▶ _STATED GOAL_:
Copy the data that follows, character for character, minus the pictures.

+++

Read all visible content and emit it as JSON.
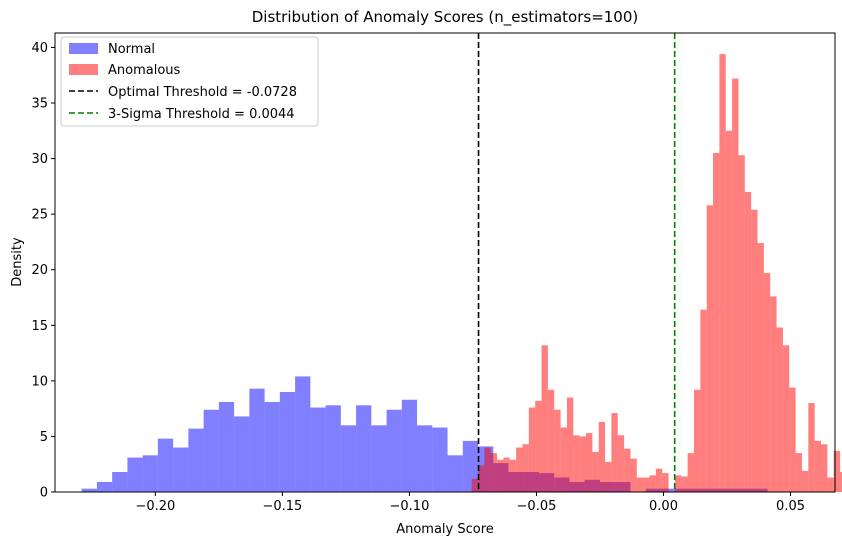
{
  "chart_data": {
    "type": "histogram",
    "title": "Distribution of Anomaly Scores (n_estimators=100)",
    "xlabel": "Anomaly Score",
    "ylabel": "Density",
    "xlim": [
      -0.2395,
      0.0675
    ],
    "ylim": [
      0,
      41.3
    ],
    "x_ticks": [
      -0.2,
      -0.15,
      -0.1,
      -0.05,
      0.0,
      0.05
    ],
    "x_tick_labels": [
      "−0.20",
      "−0.15",
      "−0.10",
      "−0.05",
      "0.00",
      "0.05"
    ],
    "y_ticks": [
      0,
      5,
      10,
      15,
      20,
      25,
      30,
      35,
      40
    ],
    "y_tick_labels": [
      "0",
      "5",
      "10",
      "15",
      "20",
      "25",
      "30",
      "35",
      "40"
    ],
    "grid": false,
    "legend_position": "top-left",
    "series": [
      {
        "name": "Normal",
        "color": "#0000ff",
        "opacity": 0.5,
        "bin_start": -0.229,
        "bin_width": 0.006,
        "values": [
          0.3,
          0.9,
          1.8,
          3.1,
          3.3,
          4.8,
          4.0,
          5.7,
          7.4,
          8.1,
          6.8,
          9.3,
          8.1,
          9.0,
          10.4,
          7.6,
          7.8,
          6.0,
          7.8,
          6.0,
          7.4,
          8.3,
          6.0,
          5.8,
          3.3,
          4.6,
          4.1,
          2.6,
          1.8,
          1.8,
          1.7,
          1.3,
          0.9,
          1.1,
          0.9,
          0.9,
          0,
          0.3,
          0.3,
          0.3,
          0.3,
          0.3,
          0.3,
          0.3,
          0.3,
          0,
          0,
          0,
          0,
          0,
          0.2
        ]
      },
      {
        "name": "Anomalous",
        "color": "#ff0000",
        "opacity": 0.5,
        "bin_start": -0.0755,
        "bin_width": 0.0025,
        "values": [
          1.2,
          2.4,
          4.0,
          3.5,
          2.9,
          3.1,
          2.9,
          4.0,
          4.3,
          7.6,
          8.2,
          13.2,
          9.2,
          7.4,
          5.8,
          8.5,
          5.1,
          5.0,
          5.3,
          3.6,
          6.3,
          2.7,
          7.1,
          5.1,
          3.9,
          3.0,
          1.3,
          1.3,
          1.5,
          2.1,
          1.7,
          0,
          1.5,
          1.4,
          3.5,
          9.2,
          16.4,
          25.8,
          30.5,
          39.4,
          32.5,
          37.2,
          30.3,
          27.0,
          25.4,
          22.4,
          19.7,
          17.6,
          14.8,
          13.2,
          9.4,
          3.5,
          1.9,
          8.0,
          4.6,
          4.3,
          1.3,
          3.7,
          1.8,
          0,
          0,
          0.8,
          0.8,
          0,
          0.3
        ]
      }
    ],
    "reference_lines": [
      {
        "name": "Optimal Threshold = -0.0728",
        "x": -0.0728,
        "color": "#000000",
        "style": "dashed"
      },
      {
        "name": "3-Sigma Threshold = 0.0044",
        "x": 0.0044,
        "color": "#008000",
        "style": "dashed"
      }
    ]
  }
}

+++

▶ _THE COMPLETED TASK_:
Read all visible content and emit it as JSON.
{
  "chart_data": {
    "type": "histogram",
    "title": "Distribution of Anomaly Scores (n_estimators=100)",
    "xlabel": "Anomaly Score",
    "ylabel": "Density",
    "xlim": [
      -0.2395,
      0.0675
    ],
    "ylim": [
      0,
      41.3
    ],
    "x_ticks": [
      -0.2,
      -0.15,
      -0.1,
      -0.05,
      0.0,
      0.05
    ],
    "x_tick_labels": [
      "−0.20",
      "−0.15",
      "−0.10",
      "−0.05",
      "0.00",
      "0.05"
    ],
    "y_ticks": [
      0,
      5,
      10,
      15,
      20,
      25,
      30,
      35,
      40
    ],
    "y_tick_labels": [
      "0",
      "5",
      "10",
      "15",
      "20",
      "25",
      "30",
      "35",
      "40"
    ],
    "grid": false,
    "legend_position": "top-left",
    "series": [
      {
        "name": "Normal",
        "color": "#0000ff",
        "opacity": 0.5,
        "bin_start": -0.229,
        "bin_width": 0.006,
        "values": [
          0.3,
          0.9,
          1.8,
          3.1,
          3.3,
          4.8,
          4.0,
          5.7,
          7.4,
          8.1,
          6.8,
          9.3,
          8.1,
          9.0,
          10.4,
          7.6,
          7.8,
          6.0,
          7.8,
          6.0,
          7.4,
          8.3,
          6.0,
          5.8,
          3.3,
          4.6,
          4.1,
          2.6,
          1.8,
          1.8,
          1.7,
          1.3,
          0.9,
          1.1,
          0.9,
          0.9,
          0,
          0.3,
          0.3,
          0.3,
          0.3,
          0.3,
          0.3,
          0.3,
          0.3,
          0,
          0,
          0,
          0,
          0,
          0.2
        ]
      },
      {
        "name": "Anomalous",
        "color": "#ff0000",
        "opacity": 0.5,
        "bin_start": -0.0755,
        "bin_width": 0.0025,
        "values": [
          1.2,
          2.4,
          4.0,
          3.5,
          2.9,
          3.1,
          2.9,
          4.0,
          4.3,
          7.6,
          8.2,
          13.2,
          9.2,
          7.4,
          5.8,
          8.5,
          5.1,
          5.0,
          5.3,
          3.6,
          6.3,
          2.7,
          7.1,
          5.1,
          3.9,
          3.0,
          1.3,
          1.3,
          1.5,
          2.1,
          1.7,
          0,
          1.5,
          1.4,
          3.5,
          9.2,
          16.4,
          25.8,
          30.5,
          39.4,
          32.5,
          37.2,
          30.3,
          27.0,
          25.4,
          22.4,
          19.7,
          17.6,
          14.8,
          13.2,
          9.4,
          3.5,
          1.9,
          8.0,
          4.6,
          4.3,
          1.3,
          3.7,
          1.8,
          0,
          0,
          0.8,
          0.8,
          0,
          0.3
        ]
      }
    ],
    "reference_lines": [
      {
        "name": "Optimal Threshold = -0.0728",
        "x": -0.0728,
        "color": "#000000",
        "style": "dashed"
      },
      {
        "name": "3-Sigma Threshold = 0.0044",
        "x": 0.0044,
        "color": "#008000",
        "style": "dashed"
      }
    ]
  }
}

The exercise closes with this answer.